[START Task data]

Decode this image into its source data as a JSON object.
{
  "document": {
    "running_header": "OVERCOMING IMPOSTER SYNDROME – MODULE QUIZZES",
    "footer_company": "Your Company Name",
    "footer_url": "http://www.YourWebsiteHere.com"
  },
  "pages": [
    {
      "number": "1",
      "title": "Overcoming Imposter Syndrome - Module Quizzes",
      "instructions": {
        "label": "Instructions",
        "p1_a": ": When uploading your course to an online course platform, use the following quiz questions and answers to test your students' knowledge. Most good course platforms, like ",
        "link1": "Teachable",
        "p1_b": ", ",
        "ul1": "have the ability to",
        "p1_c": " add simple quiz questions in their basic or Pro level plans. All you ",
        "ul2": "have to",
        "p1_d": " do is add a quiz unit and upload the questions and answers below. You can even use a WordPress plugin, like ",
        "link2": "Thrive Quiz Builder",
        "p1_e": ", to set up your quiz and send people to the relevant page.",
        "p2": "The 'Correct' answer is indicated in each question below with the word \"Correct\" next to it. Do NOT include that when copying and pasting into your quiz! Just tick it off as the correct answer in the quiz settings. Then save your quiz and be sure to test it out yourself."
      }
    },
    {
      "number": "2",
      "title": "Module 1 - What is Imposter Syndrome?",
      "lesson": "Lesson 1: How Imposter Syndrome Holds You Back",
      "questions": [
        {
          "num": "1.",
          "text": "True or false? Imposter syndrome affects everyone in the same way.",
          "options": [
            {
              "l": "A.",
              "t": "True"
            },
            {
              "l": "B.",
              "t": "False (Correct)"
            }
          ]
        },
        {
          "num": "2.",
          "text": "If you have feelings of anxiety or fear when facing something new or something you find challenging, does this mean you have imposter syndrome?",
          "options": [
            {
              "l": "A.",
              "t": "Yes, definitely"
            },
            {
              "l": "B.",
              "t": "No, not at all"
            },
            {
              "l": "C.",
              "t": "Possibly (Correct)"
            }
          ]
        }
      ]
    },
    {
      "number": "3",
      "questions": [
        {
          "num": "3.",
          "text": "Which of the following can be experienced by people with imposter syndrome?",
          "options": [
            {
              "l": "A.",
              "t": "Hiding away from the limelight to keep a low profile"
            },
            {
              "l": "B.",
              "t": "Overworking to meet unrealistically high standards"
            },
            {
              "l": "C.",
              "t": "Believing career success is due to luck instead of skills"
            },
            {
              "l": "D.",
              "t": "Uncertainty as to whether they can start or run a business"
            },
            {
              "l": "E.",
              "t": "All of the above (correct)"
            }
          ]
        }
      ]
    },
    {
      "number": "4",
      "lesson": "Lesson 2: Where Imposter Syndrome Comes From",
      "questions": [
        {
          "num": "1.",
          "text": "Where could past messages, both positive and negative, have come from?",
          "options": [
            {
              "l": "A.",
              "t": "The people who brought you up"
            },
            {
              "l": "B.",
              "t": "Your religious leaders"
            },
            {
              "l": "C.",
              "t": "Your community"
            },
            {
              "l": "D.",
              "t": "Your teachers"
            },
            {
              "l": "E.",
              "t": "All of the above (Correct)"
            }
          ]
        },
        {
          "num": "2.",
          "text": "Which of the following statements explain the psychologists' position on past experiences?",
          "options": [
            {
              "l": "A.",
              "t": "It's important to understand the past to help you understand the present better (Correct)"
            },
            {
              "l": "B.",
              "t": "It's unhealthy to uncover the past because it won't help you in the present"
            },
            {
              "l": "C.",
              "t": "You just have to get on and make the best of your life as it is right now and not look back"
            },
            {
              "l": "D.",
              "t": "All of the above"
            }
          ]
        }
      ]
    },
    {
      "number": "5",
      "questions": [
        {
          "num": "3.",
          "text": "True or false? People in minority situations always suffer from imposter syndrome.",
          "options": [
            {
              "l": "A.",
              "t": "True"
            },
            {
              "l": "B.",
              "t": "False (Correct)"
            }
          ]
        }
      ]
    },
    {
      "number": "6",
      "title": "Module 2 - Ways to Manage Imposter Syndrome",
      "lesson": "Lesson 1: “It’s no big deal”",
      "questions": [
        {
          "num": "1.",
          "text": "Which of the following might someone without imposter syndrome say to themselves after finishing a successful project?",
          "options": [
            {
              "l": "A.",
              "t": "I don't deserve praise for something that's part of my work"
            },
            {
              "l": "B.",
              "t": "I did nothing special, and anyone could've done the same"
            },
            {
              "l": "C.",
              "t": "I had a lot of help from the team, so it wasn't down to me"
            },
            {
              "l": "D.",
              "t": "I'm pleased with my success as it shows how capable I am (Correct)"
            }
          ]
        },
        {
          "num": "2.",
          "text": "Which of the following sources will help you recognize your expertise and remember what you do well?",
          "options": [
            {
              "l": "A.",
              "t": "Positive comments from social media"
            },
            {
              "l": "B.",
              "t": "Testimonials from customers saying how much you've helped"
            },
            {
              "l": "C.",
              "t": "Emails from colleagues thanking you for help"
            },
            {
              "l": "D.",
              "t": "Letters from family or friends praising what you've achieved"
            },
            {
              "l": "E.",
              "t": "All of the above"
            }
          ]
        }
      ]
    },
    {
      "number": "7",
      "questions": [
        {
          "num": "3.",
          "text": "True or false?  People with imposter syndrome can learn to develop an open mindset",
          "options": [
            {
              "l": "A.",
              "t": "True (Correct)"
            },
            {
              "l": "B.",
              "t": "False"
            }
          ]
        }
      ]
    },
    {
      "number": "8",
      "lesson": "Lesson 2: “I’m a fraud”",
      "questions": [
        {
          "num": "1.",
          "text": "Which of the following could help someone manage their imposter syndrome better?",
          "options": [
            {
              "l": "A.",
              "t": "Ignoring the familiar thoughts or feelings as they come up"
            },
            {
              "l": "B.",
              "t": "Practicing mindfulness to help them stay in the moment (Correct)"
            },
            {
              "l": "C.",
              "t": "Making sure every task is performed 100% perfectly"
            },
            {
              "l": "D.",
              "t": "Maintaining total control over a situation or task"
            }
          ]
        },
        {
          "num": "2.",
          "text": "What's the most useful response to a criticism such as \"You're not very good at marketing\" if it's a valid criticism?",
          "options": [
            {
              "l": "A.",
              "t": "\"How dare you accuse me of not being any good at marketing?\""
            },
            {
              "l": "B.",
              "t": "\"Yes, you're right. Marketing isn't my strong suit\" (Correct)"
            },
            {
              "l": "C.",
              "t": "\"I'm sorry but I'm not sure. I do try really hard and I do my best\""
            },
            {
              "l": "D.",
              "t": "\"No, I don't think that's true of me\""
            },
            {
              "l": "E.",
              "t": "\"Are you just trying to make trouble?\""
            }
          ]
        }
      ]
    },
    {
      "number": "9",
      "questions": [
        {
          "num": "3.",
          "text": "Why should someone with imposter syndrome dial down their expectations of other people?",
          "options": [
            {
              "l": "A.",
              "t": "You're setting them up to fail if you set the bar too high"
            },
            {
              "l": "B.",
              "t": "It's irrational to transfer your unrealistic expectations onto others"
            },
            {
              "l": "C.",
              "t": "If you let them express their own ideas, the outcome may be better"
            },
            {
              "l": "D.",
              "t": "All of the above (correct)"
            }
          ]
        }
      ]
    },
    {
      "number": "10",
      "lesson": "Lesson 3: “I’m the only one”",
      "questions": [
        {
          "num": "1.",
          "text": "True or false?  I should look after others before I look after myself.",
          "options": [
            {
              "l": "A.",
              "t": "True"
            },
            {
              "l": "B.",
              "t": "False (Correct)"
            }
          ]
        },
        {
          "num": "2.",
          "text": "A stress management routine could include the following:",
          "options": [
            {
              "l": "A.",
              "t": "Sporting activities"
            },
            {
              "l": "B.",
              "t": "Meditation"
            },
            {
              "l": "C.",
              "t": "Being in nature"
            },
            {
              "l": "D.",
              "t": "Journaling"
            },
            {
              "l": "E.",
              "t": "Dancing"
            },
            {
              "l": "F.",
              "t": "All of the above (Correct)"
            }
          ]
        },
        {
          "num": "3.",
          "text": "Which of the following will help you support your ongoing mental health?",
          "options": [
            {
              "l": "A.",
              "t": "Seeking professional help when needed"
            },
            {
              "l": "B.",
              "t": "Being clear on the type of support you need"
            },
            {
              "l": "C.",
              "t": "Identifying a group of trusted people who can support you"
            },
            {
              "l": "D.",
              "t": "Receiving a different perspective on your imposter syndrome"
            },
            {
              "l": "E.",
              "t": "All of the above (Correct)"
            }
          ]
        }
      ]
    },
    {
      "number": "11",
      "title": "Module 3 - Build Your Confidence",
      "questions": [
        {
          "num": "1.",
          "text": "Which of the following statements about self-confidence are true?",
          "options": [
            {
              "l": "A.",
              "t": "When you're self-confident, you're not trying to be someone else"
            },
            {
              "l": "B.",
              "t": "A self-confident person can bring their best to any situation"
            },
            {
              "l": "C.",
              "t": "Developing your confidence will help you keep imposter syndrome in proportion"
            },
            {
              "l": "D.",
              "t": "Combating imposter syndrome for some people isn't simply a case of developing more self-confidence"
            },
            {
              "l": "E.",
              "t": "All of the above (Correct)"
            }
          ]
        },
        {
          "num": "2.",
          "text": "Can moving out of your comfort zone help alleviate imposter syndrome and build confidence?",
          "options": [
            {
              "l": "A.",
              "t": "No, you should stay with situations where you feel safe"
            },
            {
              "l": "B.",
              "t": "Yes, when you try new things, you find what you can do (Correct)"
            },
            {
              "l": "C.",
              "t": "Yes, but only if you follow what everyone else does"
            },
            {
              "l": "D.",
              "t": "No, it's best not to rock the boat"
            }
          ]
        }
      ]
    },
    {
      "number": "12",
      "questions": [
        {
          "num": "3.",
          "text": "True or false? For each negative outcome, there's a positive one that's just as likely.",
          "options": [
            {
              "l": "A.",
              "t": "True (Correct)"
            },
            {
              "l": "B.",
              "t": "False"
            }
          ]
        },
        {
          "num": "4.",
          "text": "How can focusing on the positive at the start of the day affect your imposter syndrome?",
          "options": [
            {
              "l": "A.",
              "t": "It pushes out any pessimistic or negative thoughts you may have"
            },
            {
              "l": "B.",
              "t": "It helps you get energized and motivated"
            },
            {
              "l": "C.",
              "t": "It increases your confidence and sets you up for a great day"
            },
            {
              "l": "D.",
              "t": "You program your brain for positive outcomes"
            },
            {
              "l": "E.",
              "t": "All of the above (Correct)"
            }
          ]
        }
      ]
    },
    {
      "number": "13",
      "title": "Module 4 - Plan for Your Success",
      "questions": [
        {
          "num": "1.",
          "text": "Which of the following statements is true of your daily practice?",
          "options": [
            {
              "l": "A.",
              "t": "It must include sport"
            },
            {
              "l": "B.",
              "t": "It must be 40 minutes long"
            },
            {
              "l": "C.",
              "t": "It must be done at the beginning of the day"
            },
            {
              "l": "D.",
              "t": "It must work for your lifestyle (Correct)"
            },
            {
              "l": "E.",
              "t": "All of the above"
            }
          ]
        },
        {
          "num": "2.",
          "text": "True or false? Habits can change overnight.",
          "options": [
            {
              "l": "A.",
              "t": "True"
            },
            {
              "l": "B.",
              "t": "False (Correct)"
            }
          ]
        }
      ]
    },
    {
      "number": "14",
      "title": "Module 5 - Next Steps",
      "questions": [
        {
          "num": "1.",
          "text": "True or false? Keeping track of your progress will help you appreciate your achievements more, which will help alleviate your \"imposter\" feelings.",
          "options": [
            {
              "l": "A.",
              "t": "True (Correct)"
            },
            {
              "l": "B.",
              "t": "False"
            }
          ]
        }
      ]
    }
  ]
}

[END Task data]

| Task directions |
Copy out every line in the entries above that holds "answers".

| Exercise output |
        "p1_a": ": When uploading your course to an online course platform, use the following quiz questions and answers to test your students' knowledge. Most good course platforms, like ",
        "p1_d": " do is add a quiz unit and upload the questions and answers below. You can even use a WordPress plugin, like ",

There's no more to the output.